* [PROVIDED MATERIAL]
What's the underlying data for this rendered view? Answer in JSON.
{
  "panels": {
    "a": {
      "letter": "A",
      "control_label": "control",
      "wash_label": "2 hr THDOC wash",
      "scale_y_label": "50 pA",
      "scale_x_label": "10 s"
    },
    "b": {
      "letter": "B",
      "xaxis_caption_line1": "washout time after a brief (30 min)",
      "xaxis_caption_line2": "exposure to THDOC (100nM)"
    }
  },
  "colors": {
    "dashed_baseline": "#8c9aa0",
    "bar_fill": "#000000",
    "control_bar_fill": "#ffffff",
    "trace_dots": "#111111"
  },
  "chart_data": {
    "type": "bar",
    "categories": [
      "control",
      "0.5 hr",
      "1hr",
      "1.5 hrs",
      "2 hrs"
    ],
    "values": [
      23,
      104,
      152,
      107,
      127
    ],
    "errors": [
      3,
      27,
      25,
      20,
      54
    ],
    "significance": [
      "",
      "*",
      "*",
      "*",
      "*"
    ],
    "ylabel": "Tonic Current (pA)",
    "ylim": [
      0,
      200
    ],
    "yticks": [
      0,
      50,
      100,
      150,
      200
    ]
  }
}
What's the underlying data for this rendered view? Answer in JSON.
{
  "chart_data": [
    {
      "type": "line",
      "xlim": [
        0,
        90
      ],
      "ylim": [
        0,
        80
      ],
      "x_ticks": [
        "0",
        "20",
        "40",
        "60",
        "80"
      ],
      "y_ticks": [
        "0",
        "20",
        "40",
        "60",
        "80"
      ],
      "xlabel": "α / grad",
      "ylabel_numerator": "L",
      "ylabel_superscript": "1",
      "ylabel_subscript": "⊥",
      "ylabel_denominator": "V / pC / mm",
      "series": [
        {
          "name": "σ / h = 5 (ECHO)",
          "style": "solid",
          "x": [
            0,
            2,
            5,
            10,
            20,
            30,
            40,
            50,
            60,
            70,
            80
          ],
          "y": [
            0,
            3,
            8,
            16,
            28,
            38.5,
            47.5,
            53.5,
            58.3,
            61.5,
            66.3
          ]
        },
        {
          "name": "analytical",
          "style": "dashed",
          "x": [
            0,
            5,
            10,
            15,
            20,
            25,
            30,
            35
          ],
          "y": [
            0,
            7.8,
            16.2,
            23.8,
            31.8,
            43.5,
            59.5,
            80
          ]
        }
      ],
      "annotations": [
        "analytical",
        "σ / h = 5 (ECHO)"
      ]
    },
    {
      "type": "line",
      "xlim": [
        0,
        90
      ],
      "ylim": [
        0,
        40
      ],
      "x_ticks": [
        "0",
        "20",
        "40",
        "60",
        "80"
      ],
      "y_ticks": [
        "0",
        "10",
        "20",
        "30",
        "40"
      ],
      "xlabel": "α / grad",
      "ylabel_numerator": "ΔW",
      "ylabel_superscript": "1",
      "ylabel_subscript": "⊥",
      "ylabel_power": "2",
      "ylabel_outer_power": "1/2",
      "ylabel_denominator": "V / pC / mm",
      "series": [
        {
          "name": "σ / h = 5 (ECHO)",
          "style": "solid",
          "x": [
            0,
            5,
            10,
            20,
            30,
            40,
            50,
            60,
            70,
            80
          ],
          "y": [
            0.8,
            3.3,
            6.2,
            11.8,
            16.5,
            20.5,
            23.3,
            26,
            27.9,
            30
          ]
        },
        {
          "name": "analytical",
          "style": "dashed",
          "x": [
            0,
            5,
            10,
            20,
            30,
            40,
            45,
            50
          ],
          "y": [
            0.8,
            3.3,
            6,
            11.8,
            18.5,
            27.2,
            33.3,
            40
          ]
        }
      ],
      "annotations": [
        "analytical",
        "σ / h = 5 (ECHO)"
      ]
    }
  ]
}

* [WRITTEN INSTRUCTION] The records above should be restated word for word, please.

* [COMPLETE RESPONSE]
What's the underlying data for this rendered view? Answer in JSON.
{
  "panels": {
    "a": {
      "letter": "A",
      "control_label": "control",
      "wash_label": "2 hr THDOC wash",
      "scale_y_label": "50 pA",
      "scale_x_label": "10 s"
    },
    "b": {
      "letter": "B",
      "xaxis_caption_line1": "washout time after a brief (30 min)",
      "xaxis_caption_line2": "exposure to THDOC (100nM)"
    }
  },
  "colors": {
    "dashed_baseline": "#8c9aa0",
    "bar_fill": "#000000",
    "control_bar_fill": "#ffffff",
    "trace_dots": "#111111"
  },
  "chart_data": {
    "type": "bar",
    "categories": [
      "control",
      "0.5 hr",
      "1hr",
      "1.5 hrs",
      "2 hrs"
    ],
    "values": [
      23,
      104,
      152,
      107,
      127
    ],
    "errors": [
      3,
      27,
      25,
      20,
      54
    ],
    "significance": [
      "",
      "*",
      "*",
      "*",
      "*"
    ],
    "ylabel": "Tonic Current (pA)",
    "ylim": [
      0,
      200
    ],
    "yticks": [
      0,
      50,
      100,
      150,
      200
    ]
  }
}
What's the underlying data for this rendered view? Answer in JSON.
{
  "chart_data": [
    {
      "type": "line",
      "xlim": [
        0,
        90
      ],
      "ylim": [
        0,
        80
      ],
      "x_ticks": [
        "0",
        "20",
        "40",
        "60",
        "80"
      ],
      "y_ticks": [
        "0",
        "20",
        "40",
        "60",
        "80"
      ],
      "xlabel": "α / grad",
      "ylabel_numerator": "L",
      "ylabel_superscript": "1",
      "ylabel_subscript": "⊥",
      "ylabel_denominator": "V / pC / mm",
      "series": [
        {
          "name": "σ / h = 5 (ECHO)",
          "style": "solid",
          "x": [
            0,
            2,
            5,
            10,
            20,
            30,
            40,
            50,
            60,
            70,
            80
          ],
          "y": [
            0,
            3,
            8,
            16,
            28,
            38.5,
            47.5,
            53.5,
            58.3,
            61.5,
            66.3
          ]
        },
        {
          "name": "analytical",
          "style": "dashed",
          "x": [
            0,
            5,
            10,
            15,
            20,
            25,
            30,
            35
          ],
          "y": [
            0,
            7.8,
            16.2,
            23.8,
            31.8,
            43.5,
            59.5,
            80
          ]
        }
      ],
      "annotations": [
        "analytical",
        "σ / h = 5 (ECHO)"
      ]
    },
    {
      "type": "line",
      "xlim": [
        0,
        90
      ],
      "ylim": [
        0,
        40
      ],
      "x_ticks": [
        "0",
        "20",
        "40",
        "60",
        "80"
      ],
      "y_ticks": [
        "0",
        "10",
        "20",
        "30",
        "40"
      ],
      "xlabel": "α / grad",
      "ylabel_numerator": "ΔW",
      "ylabel_superscript": "1",
      "ylabel_subscript": "⊥",
      "ylabel_power": "2",
      "ylabel_outer_power": "1/2",
      "ylabel_denominator": "V / pC / mm",
      "series": [
        {
          "name": "σ / h = 5 (ECHO)",
          "style": "solid",
          "x": [
            0,
            5,
            10,
            20,
            30,
            40,
            50,
            60,
            70,
            80
          ],
          "y": [
            0.8,
            3.3,
            6.2,
            11.8,
            16.5,
            20.5,
            23.3,
            26,
            27.9,
            30
          ]
        },
        {
          "name": "analytical",
          "style": "dashed",
          "x": [
            0,
            5,
            10,
            20,
            30,
            40,
            45,
            50
          ],
          "y": [
            0.8,
            3.3,
            6,
            11.8,
            18.5,
            27.2,
            33.3,
            40
          ]
        }
      ],
      "annotations": [
        "analytical",
        "σ / h = 5 (ECHO)"
      ]
    }
  ]
}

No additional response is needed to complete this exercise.